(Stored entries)
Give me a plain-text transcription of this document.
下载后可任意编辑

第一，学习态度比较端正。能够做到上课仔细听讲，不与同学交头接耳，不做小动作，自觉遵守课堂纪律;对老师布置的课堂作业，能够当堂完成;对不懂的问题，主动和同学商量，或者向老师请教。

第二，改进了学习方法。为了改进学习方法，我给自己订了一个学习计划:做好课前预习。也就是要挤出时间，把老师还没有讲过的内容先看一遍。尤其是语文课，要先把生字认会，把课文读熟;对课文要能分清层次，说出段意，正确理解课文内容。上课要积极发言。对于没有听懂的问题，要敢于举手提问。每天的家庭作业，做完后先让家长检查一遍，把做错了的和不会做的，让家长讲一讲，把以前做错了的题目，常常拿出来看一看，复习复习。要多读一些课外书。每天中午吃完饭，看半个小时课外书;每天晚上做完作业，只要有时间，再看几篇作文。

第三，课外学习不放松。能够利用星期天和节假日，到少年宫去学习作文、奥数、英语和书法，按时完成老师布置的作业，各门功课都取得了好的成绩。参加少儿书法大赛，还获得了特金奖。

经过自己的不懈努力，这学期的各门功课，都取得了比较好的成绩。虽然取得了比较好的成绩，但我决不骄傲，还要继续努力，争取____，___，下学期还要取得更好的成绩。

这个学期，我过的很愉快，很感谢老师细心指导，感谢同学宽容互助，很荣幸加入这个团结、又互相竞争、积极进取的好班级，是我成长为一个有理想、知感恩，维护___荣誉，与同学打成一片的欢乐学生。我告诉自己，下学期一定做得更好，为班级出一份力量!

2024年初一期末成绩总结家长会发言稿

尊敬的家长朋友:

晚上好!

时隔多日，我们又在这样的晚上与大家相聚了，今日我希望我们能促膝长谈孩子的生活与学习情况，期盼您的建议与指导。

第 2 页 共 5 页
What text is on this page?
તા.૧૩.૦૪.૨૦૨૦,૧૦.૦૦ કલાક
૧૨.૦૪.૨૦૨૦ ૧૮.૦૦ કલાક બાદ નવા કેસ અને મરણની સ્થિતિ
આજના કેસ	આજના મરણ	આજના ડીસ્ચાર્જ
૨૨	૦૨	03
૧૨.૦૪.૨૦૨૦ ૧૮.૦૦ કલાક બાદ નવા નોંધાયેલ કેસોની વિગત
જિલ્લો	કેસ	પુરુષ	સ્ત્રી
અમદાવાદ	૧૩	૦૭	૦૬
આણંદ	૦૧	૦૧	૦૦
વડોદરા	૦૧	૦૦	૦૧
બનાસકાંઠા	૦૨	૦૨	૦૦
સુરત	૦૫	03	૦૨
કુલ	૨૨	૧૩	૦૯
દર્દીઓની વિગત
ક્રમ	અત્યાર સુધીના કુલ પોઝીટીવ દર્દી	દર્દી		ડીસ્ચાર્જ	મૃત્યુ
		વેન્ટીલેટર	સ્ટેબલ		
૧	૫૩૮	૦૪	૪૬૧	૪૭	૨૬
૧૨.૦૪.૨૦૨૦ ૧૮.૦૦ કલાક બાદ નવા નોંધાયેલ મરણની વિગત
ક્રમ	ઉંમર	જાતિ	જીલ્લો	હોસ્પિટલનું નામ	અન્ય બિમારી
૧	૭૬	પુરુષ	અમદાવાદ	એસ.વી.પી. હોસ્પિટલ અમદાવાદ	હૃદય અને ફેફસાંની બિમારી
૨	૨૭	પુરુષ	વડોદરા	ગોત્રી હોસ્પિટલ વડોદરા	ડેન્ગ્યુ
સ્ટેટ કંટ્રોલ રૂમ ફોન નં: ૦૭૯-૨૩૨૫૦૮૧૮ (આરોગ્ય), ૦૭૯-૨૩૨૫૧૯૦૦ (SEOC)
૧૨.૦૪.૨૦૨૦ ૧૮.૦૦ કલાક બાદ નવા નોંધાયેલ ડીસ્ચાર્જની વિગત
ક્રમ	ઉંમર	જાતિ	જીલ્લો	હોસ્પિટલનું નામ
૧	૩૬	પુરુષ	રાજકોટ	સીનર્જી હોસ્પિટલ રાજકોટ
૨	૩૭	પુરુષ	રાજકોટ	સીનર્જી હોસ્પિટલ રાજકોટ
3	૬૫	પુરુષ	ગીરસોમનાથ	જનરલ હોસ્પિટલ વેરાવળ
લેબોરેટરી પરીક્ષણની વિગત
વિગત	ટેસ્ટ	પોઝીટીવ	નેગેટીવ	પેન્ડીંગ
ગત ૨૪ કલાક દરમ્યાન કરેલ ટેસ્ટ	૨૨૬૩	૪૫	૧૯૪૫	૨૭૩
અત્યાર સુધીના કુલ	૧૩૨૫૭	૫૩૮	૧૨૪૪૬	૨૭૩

**Job:**
Looking at the entries above, say how many lines contain the word "this". Only the number is wanted.

**Problem solution:**
2